§ What is required: Skip the images. Copy the records exactly as written.

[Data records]
---+---
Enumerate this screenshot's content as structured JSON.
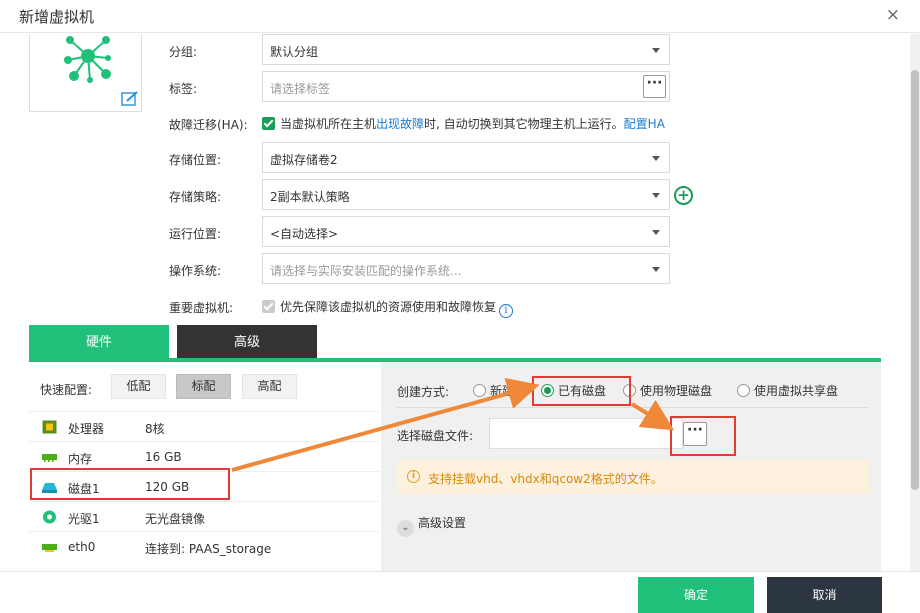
{
  "dialog": {
    "title": "新增虚拟机",
    "close_glyph": "×"
  },
  "form": {
    "group": {
      "label": "分组:",
      "value": "默认分组"
    },
    "tags": {
      "label": "标签:",
      "placeholder": "请选择标签",
      "button": "···"
    },
    "ha": {
      "label": "故障迁移(HA):",
      "text_before": "当虚拟机所在主机",
      "link_fault": "出现故障",
      "text_after": "时, 自动切换到其它物理主机上运行。",
      "link_config": "配置HA",
      "checked": true
    },
    "storage_location": {
      "label": "存储位置:",
      "value": "虚拟存储卷2"
    },
    "storage_policy": {
      "label": "存储策略:",
      "value": "2副本默认策略",
      "add_glyph": "+"
    },
    "run_location": {
      "label": "运行位置:",
      "value": "<自动选择>"
    },
    "os": {
      "label": "操作系统:",
      "placeholder": "请选择与实际安装匹配的操作系统..."
    },
    "important": {
      "label": "重要虚拟机:",
      "text": "优先保障该虚拟机的资源使用和故障恢复",
      "info_glyph": "i",
      "checked": true
    }
  },
  "tabs": [
    {
      "label": "硬件",
      "active": true
    },
    {
      "label": "高级",
      "active": false
    }
  ],
  "hardware": {
    "quick_label": "快速配置:",
    "quick_buttons": [
      {
        "label": "低配"
      },
      {
        "label": "标配",
        "active": true
      },
      {
        "label": "高配"
      }
    ],
    "items": [
      {
        "name": "处理器",
        "value": "8核",
        "icon": "cpu-icon"
      },
      {
        "name": "内存",
        "value": "16 GB",
        "icon": "memory-icon"
      },
      {
        "name": "磁盘1",
        "value": "120 GB",
        "icon": "disk-icon"
      },
      {
        "name": "光驱1",
        "value": "无光盘镜像",
        "icon": "cdrom-icon"
      },
      {
        "name": "eth0",
        "value": "连接到: PAAS_storage",
        "icon": "nic-icon"
      }
    ]
  },
  "disk_panel": {
    "create_label": "创建方式:",
    "options": [
      {
        "label": "新建磁",
        "selected": false
      },
      {
        "label": "已有磁盘",
        "selected": true
      },
      {
        "label": "使用物理磁盘",
        "selected": false
      },
      {
        "label": "使用虚拟共享盘",
        "selected": false
      }
    ],
    "file_label": "选择磁盘文件:",
    "file_value": "",
    "file_button": "···",
    "notice_icon": "i",
    "notice": "支持挂载vhd、vhdx和qcow2格式的文件。",
    "advanced_glyph": "⌄",
    "advanced": "高级设置"
  },
  "footer": {
    "ok": "确定",
    "cancel": "取消"
  },
  "colors": {
    "accent": "#20c07a",
    "dark": "#2b3640",
    "annotation": "#e53935",
    "arrow": "#f0883a",
    "link": "#1d7ad4"
  }
}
---+---
§ Response to the exercise:
Enumerate this screenshot's content as structured JSON.
{
  "dialog": {
    "title": "新增虚拟机",
    "close_glyph": "×"
  },
  "form": {
    "group": {
      "label": "分组:",
      "value": "默认分组"
    },
    "tags": {
      "label": "标签:",
      "placeholder": "请选择标签",
      "button": "···"
    },
    "ha": {
      "label": "故障迁移(HA):",
      "text_before": "当虚拟机所在主机",
      "link_fault": "出现故障",
      "text_after": "时, 自动切换到其它物理主机上运行。",
      "link_config": "配置HA",
      "checked": true
    },
    "storage_location": {
      "label": "存储位置:",
      "value": "虚拟存储卷2"
    },
    "storage_policy": {
      "label": "存储策略:",
      "value": "2副本默认策略",
      "add_glyph": "+"
    },
    "run_location": {
      "label": "运行位置:",
      "value": "<自动选择>"
    },
    "os": {
      "label": "操作系统:",
      "placeholder": "请选择与实际安装匹配的操作系统..."
    },
    "important": {
      "label": "重要虚拟机:",
      "text": "优先保障该虚拟机的资源使用和故障恢复",
      "info_glyph": "i",
      "checked": true
    }
  },
  "tabs": [
    {
      "label": "硬件",
      "active": true
    },
    {
      "label": "高级",
      "active": false
    }
  ],
  "hardware": {
    "quick_label": "快速配置:",
    "quick_buttons": [
      {
        "label": "低配"
      },
      {
        "label": "标配",
        "active": true
      },
      {
        "label": "高配"
      }
    ],
    "items": [
      {
        "name": "处理器",
        "value": "8核",
        "icon": "cpu-icon"
      },
      {
        "name": "内存",
        "value": "16 GB",
        "icon": "memory-icon"
      },
      {
        "name": "磁盘1",
        "value": "120 GB",
        "icon": "disk-icon"
      },
      {
        "name": "光驱1",
        "value": "无光盘镜像",
        "icon": "cdrom-icon"
      },
      {
        "name": "eth0",
        "value": "连接到: PAAS_storage",
        "icon": "nic-icon"
      }
    ]
  },
  "disk_panel": {
    "create_label": "创建方式:",
    "options": [
      {
        "label": "新建磁",
        "selected": false
      },
      {
        "label": "已有磁盘",
        "selected": true
      },
      {
        "label": "使用物理磁盘",
        "selected": false
      },
      {
        "label": "使用虚拟共享盘",
        "selected": false
      }
    ],
    "file_label": "选择磁盘文件:",
    "file_value": "",
    "file_button": "···",
    "notice_icon": "i",
    "notice": "支持挂载vhd、vhdx和qcow2格式的文件。",
    "advanced_glyph": "⌄",
    "advanced": "高级设置"
  },
  "footer": {
    "ok": "确定",
    "cancel": "取消"
  },
  "colors": {
    "accent": "#20c07a",
    "dark": "#2b3640",
    "annotation": "#e53935",
    "arrow": "#f0883a",
    "link": "#1d7ad4"
  }
}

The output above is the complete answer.